▸ **Your instructions**
Return every record below exactly as written, omitting any pictures.

▸ **Data supplied**

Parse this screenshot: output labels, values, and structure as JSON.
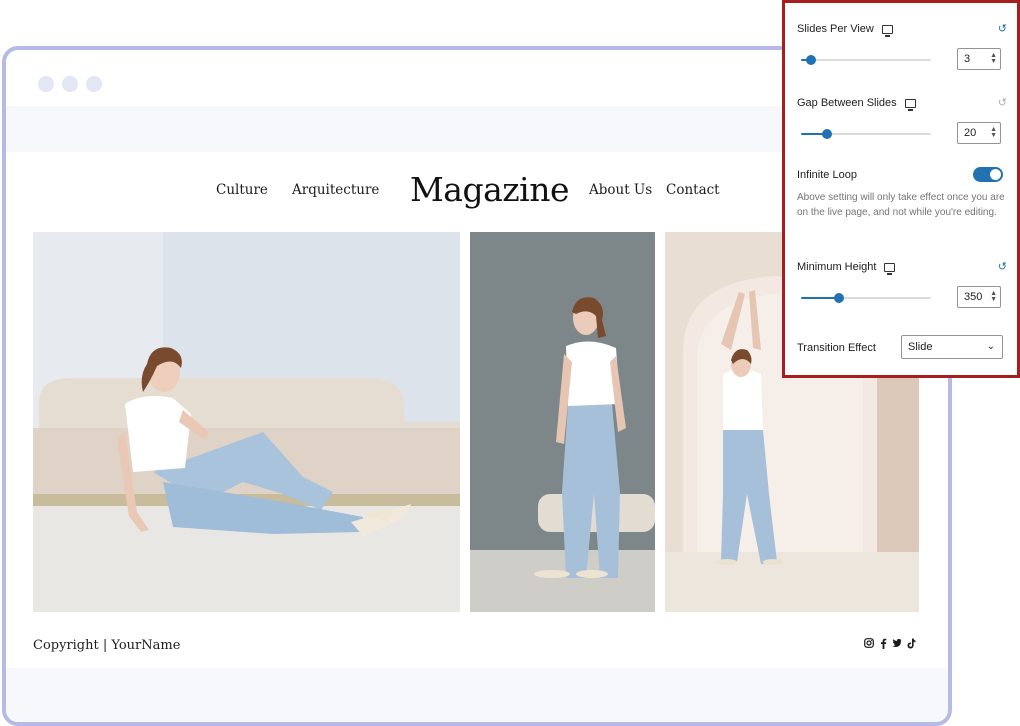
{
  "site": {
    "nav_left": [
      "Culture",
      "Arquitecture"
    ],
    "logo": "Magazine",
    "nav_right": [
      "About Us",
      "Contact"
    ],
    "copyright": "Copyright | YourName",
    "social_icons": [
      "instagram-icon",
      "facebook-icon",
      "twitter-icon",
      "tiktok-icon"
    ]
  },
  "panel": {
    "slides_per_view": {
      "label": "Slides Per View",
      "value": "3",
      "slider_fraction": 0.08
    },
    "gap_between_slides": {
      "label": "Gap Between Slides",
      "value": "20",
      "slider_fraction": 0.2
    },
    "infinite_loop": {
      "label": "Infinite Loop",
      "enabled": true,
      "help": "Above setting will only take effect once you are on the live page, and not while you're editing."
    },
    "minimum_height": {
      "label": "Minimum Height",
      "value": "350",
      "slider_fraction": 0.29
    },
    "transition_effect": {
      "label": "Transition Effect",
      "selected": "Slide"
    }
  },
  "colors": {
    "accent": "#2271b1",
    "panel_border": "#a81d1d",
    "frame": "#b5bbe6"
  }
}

▸ **Answer for the task**
Parse this screenshot: output labels, values, and structure as JSON.
{
  "site": {
    "nav_left": [
      "Culture",
      "Arquitecture"
    ],
    "logo": "Magazine",
    "nav_right": [
      "About Us",
      "Contact"
    ],
    "copyright": "Copyright | YourName",
    "social_icons": [
      "instagram-icon",
      "facebook-icon",
      "twitter-icon",
      "tiktok-icon"
    ]
  },
  "panel": {
    "slides_per_view": {
      "label": "Slides Per View",
      "value": "3",
      "slider_fraction": 0.08
    },
    "gap_between_slides": {
      "label": "Gap Between Slides",
      "value": "20",
      "slider_fraction": 0.2
    },
    "infinite_loop": {
      "label": "Infinite Loop",
      "enabled": true,
      "help": "Above setting will only take effect once you are on the live page, and not while you're editing."
    },
    "minimum_height": {
      "label": "Minimum Height",
      "value": "350",
      "slider_fraction": 0.29
    },
    "transition_effect": {
      "label": "Transition Effect",
      "selected": "Slide"
    }
  },
  "colors": {
    "accent": "#2271b1",
    "panel_border": "#a81d1d",
    "frame": "#b5bbe6"
  }
}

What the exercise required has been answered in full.